Dataset rows:
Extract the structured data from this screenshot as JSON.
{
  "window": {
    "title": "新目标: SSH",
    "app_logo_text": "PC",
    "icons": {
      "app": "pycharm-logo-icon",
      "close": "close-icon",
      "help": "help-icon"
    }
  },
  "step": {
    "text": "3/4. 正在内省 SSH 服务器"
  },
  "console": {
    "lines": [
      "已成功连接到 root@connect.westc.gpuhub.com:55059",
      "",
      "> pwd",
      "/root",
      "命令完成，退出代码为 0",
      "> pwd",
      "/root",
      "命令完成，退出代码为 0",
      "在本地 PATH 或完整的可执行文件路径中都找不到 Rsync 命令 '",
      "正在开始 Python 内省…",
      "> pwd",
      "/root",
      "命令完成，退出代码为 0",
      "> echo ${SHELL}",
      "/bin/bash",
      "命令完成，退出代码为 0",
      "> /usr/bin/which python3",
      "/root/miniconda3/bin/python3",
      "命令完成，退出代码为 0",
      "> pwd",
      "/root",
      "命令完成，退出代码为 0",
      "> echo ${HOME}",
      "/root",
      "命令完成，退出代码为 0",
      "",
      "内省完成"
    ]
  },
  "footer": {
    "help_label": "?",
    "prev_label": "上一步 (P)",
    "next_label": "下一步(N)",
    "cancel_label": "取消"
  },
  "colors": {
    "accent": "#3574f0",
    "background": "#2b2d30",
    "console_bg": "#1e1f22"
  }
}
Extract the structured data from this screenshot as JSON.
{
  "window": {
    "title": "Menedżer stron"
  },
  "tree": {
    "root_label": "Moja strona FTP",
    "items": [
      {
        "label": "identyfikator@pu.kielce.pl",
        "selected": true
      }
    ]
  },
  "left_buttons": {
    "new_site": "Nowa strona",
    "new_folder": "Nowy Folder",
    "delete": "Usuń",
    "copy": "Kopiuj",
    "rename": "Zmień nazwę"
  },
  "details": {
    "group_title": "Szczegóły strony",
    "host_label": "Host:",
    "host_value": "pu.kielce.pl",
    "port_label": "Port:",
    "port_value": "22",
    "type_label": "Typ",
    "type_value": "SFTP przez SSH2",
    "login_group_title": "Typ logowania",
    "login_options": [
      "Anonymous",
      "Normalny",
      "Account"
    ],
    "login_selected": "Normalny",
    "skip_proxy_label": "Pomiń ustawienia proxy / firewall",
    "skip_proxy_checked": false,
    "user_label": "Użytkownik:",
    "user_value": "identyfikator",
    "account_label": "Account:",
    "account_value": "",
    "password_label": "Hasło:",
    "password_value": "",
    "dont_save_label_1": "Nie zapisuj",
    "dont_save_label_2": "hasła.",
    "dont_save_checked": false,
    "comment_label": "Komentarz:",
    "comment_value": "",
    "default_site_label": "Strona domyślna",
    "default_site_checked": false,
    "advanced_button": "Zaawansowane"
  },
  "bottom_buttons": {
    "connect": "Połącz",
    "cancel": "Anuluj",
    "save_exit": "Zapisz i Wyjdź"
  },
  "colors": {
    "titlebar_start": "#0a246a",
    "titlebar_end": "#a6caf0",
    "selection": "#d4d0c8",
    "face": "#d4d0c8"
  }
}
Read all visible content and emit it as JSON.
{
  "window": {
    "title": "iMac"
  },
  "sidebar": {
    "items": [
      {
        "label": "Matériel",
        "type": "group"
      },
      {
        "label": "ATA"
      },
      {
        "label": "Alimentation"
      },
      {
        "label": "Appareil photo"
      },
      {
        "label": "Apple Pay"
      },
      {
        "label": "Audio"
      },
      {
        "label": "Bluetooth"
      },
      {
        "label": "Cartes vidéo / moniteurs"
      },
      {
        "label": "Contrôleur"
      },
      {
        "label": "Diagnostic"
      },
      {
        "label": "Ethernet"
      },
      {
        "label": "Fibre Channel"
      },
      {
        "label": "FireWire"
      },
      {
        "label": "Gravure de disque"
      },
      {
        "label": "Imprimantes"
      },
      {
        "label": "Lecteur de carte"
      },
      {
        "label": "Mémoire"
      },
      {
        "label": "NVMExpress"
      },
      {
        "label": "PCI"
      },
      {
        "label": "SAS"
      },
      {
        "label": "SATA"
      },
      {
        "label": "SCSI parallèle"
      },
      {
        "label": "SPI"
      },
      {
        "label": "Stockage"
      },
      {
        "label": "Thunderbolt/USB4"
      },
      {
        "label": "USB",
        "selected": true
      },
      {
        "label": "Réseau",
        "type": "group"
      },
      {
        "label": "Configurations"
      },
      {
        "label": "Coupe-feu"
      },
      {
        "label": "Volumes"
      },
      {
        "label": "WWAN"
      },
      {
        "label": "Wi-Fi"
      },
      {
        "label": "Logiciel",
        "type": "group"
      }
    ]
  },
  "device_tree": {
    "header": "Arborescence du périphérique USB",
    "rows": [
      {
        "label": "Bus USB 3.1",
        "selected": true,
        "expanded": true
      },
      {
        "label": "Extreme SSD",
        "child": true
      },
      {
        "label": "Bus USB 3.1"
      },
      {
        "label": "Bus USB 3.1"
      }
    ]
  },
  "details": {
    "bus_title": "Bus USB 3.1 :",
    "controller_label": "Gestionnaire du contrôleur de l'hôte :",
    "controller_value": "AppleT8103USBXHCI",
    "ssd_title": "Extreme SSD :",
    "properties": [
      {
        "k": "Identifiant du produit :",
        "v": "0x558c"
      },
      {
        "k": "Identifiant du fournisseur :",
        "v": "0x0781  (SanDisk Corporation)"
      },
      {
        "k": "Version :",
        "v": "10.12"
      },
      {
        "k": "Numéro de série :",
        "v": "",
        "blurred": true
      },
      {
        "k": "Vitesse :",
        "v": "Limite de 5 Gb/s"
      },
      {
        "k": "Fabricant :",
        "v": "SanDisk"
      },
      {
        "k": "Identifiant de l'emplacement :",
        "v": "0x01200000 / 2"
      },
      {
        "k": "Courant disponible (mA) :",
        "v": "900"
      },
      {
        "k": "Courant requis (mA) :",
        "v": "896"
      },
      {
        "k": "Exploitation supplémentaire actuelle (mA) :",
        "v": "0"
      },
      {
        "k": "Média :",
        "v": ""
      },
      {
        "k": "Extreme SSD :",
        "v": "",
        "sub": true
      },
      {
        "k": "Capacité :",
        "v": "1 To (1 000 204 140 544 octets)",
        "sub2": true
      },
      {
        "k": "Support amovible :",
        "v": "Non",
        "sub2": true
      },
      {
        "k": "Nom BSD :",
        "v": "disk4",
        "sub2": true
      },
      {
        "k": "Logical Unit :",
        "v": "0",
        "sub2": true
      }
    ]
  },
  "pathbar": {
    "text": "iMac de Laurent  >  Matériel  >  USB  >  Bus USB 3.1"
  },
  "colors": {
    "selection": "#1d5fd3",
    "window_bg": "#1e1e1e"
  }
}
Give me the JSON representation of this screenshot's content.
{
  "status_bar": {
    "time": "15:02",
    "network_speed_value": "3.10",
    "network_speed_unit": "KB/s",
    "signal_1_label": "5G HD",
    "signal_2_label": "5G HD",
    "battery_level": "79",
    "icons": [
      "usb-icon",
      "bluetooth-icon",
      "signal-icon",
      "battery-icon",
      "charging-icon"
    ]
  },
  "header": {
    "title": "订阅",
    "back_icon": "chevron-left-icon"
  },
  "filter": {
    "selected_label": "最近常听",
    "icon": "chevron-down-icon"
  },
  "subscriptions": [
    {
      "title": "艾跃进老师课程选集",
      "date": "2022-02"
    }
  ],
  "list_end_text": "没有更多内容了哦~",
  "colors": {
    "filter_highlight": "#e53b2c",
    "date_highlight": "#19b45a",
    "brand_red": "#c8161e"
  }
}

Instructions to follow: Repeat word for word every line from the one that holds "Give me the" to the end. Both ends count.

Answer below:
Give me the JSON representation of this screenshot's content.
{
  "status_bar": {
    "time": "15:02",
    "network_speed_value": "3.10",
    "network_speed_unit": "KB/s",
    "signal_1_label": "5G HD",
    "signal_2_label": "5G HD",
    "battery_level": "79",
    "icons": [
      "usb-icon",
      "bluetooth-icon",
      "signal-icon",
      "battery-icon",
      "charging-icon"
    ]
  },
  "header": {
    "title": "订阅",
    "back_icon": "chevron-left-icon"
  },
  "filter": {
    "selected_label": "最近常听",
    "icon": "chevron-down-icon"
  },
  "subscriptions": [
    {
      "title": "艾跃进老师课程选集",
      "date": "2022-02"
    }
  ],
  "list_end_text": "没有更多内容了哦~",
  "colors": {
    "filter_highlight": "#e53b2c",
    "date_highlight": "#19b45a",
    "brand_red": "#c8161e"
  }
}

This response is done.